::: Passage shown :::

You and I both know that not everyone was able to participate equally in those programs and opportunities. But to hear Warren and other leaders of both parties talk about this rose colored past, approximately the period from 1934 to the mid 1960s, you’d think fairness was the cardinal American value of the time.

But of course they do know better. Elizabeth Warren was born in 1949. That means she was about 16 years old when Jim Crow laws were finally defeated.

Jim Crow laws, for those unfamiliar, started being established just 11 years after the end of the Civil War. They were created for the purpose of upholding white supremacy and, following the logic of slavery, ensuring a ready pool of Black workers who were cheap to hire because they were denied access to government assistance and unprotected by the law.

Elizabeth Warren was also born in Oklahoma, a state that kept its public schools segregated until 1955, when Warren would have been about 6.

Oklahoma was also the final destination for Native Americans subject to forced relocation as a result of the Indian Removal Act of 1830. The path by which Native Americans were forced to relocate is known as the Trail of Tears, in part because so many died along the way, including 4,000 members of the Cherokee Nation, a group I assume Warren knows something about.

The game, as Warren refers to it, was always rigged, and to the advantage of white people, especially white men. The great middle class she speaks of is largely a white phenomena, created in part via benefits of the GI Bill, a program that helped provide educations and home ownership opportunities to veterans, but that discriminated against some veterans by race.

Home ownership was a great boon to the white middle class, but even those GIs of color who were able to get mortgage assistance through the Bill faced red lining and restrictive covenants that limited opportunities to buy homes to the poorest neighborhoods. Education is a key to social mobility, but educational opportunity was denied to many vets of color, in spite of their service, and those that did go to school were often forced into separate and unequal institutions.

::: Material provided :::

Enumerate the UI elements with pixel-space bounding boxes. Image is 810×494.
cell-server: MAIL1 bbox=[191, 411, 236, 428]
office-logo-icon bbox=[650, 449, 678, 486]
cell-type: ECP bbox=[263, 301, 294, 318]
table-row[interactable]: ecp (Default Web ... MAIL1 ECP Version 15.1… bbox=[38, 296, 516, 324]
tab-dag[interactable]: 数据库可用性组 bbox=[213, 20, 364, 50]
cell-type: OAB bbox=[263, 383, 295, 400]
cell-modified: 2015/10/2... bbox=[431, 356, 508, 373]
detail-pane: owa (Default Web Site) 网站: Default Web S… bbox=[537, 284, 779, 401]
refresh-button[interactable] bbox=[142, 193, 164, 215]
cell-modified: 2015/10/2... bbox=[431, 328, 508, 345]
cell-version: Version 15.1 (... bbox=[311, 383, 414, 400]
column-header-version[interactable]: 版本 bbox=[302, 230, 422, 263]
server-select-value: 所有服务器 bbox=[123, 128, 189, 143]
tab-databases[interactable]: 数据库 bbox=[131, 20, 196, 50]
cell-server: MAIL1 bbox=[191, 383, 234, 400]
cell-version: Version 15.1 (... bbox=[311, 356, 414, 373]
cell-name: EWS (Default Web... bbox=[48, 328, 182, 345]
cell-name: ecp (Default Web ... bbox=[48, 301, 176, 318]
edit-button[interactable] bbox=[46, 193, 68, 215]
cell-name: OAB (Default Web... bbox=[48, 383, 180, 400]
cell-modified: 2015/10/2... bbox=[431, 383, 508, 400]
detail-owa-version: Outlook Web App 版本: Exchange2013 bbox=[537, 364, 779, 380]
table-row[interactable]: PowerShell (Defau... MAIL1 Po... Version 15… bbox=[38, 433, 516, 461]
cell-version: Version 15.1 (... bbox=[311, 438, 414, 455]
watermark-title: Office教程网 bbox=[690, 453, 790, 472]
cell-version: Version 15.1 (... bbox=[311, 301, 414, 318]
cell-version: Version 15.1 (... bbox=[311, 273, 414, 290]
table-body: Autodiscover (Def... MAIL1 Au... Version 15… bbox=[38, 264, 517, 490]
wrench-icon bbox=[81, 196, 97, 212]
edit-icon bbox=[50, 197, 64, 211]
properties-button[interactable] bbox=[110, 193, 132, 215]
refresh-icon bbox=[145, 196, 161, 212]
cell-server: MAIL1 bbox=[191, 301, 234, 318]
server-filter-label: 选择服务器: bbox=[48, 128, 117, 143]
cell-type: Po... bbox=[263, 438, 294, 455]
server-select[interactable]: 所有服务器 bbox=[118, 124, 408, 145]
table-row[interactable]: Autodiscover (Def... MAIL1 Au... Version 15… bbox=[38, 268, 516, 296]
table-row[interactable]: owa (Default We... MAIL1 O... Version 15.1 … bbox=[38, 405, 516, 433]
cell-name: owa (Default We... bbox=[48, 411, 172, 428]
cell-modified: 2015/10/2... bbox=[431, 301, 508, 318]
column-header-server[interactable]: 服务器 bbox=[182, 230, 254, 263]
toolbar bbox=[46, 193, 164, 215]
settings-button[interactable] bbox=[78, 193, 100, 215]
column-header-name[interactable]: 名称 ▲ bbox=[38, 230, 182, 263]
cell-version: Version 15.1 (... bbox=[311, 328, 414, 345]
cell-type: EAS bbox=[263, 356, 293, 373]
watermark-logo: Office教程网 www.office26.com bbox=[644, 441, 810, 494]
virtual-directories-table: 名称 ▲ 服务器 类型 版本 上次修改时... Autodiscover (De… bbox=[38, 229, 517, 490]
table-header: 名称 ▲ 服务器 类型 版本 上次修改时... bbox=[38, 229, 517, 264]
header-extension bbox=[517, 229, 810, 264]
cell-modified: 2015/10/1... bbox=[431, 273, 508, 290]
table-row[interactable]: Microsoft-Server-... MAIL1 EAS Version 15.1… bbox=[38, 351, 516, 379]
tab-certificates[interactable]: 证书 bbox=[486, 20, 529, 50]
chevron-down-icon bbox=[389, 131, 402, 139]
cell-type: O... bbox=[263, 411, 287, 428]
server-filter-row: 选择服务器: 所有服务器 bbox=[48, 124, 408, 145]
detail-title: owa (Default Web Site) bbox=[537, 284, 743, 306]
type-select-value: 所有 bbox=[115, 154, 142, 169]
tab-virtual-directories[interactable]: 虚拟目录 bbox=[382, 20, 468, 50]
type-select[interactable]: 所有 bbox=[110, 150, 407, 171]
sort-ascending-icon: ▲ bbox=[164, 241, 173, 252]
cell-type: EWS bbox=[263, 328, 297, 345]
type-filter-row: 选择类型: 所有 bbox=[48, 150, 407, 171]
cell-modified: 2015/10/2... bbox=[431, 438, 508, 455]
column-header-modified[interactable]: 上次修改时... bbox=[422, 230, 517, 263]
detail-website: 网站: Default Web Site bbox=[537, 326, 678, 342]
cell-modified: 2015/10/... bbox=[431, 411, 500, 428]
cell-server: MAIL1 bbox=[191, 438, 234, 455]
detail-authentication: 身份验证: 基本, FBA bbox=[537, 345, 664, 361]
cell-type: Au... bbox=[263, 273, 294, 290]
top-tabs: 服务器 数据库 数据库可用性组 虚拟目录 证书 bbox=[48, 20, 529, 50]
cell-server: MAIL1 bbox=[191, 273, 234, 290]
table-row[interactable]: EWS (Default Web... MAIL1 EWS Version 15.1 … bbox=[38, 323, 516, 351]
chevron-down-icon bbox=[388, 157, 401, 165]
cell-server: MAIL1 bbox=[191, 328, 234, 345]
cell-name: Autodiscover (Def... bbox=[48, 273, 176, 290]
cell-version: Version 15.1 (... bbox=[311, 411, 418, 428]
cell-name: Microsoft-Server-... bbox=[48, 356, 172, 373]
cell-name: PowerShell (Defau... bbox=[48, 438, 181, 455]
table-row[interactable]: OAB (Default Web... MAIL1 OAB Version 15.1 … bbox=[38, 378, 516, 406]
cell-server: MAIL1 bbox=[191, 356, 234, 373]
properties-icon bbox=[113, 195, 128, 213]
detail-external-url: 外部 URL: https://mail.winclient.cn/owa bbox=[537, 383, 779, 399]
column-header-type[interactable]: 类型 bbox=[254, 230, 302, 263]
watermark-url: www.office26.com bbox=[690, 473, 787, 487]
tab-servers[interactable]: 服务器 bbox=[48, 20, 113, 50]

:::

__Problem A__
Please extract, word for word, the part of the passage on Elizabeth Warren that begins with "Elizabeth Warren was also" and ends with "knows something about.".
__Problem B__
Continue the passage on Elizabeth Warren from the point where it stops.

__Result A__
Elizabeth Warren was also born in Oklahoma, a state that kept its public schools segregated until 1955, when Warren would have been about 6.

Oklahoma was also the final destination for Native Americans subject to forced relocation as a result of the Indian Removal Act of 1830. The path by which Native Americans were forced to relocate is known as the Trail of Tears, in part because so many died along the way, including 4,000 members of the Cherokee Nation, a group I assume Warren knows something about.

__Result B__
Social programs like Mothers’ Aid, established in the 1930s (and that eventually evolved into welfare as we now know it) helped many poor women and children rise out of poverty. But many women of color, especially in the South, were denied benefits under this program and its later iterations because they were considered valuable only as workers, not as mothers.

And these are just a few examples. The legacy of racial exclusion from these opportunities continues to this day. It’s time for those of us left out of this grand history of America to speak up. If we don’t, we may in fact return to that whitewashed past.

Not resolved

24 Aug

My last post describing the invisibility of Native Americans in media as a logical extension of our history of U.S. anti-Indian policy needed an exclamation point. I thought more needed to be said about how the idea of Native Americans as disappearing reinforces the notion that the relationship between the U.S. and Native nations is a settled matter, or at least a matter beyond the reach of justice.

Matters aren’t settled. In fact, to consider the matter resolved, if not justly, then at least irrevocably, is one of the ways in which racism against Native Americans (and Native Hawaiians) is expressed most forcefully. Yes, there are denigrating caricatures everywhere and racist slurs and stereotypes galore, but, in my humble opinion, none are as effective in stalling justice as the false notion that the conflict between the U.S. and Native peoples is uneasily but nonetheless finally settled. That even if we acknowledge injustice, reaching a more just settlement is unrealistic, you can’t turn back time.

How unsettled is this matter? I’m no expert, but I have a few stories to share.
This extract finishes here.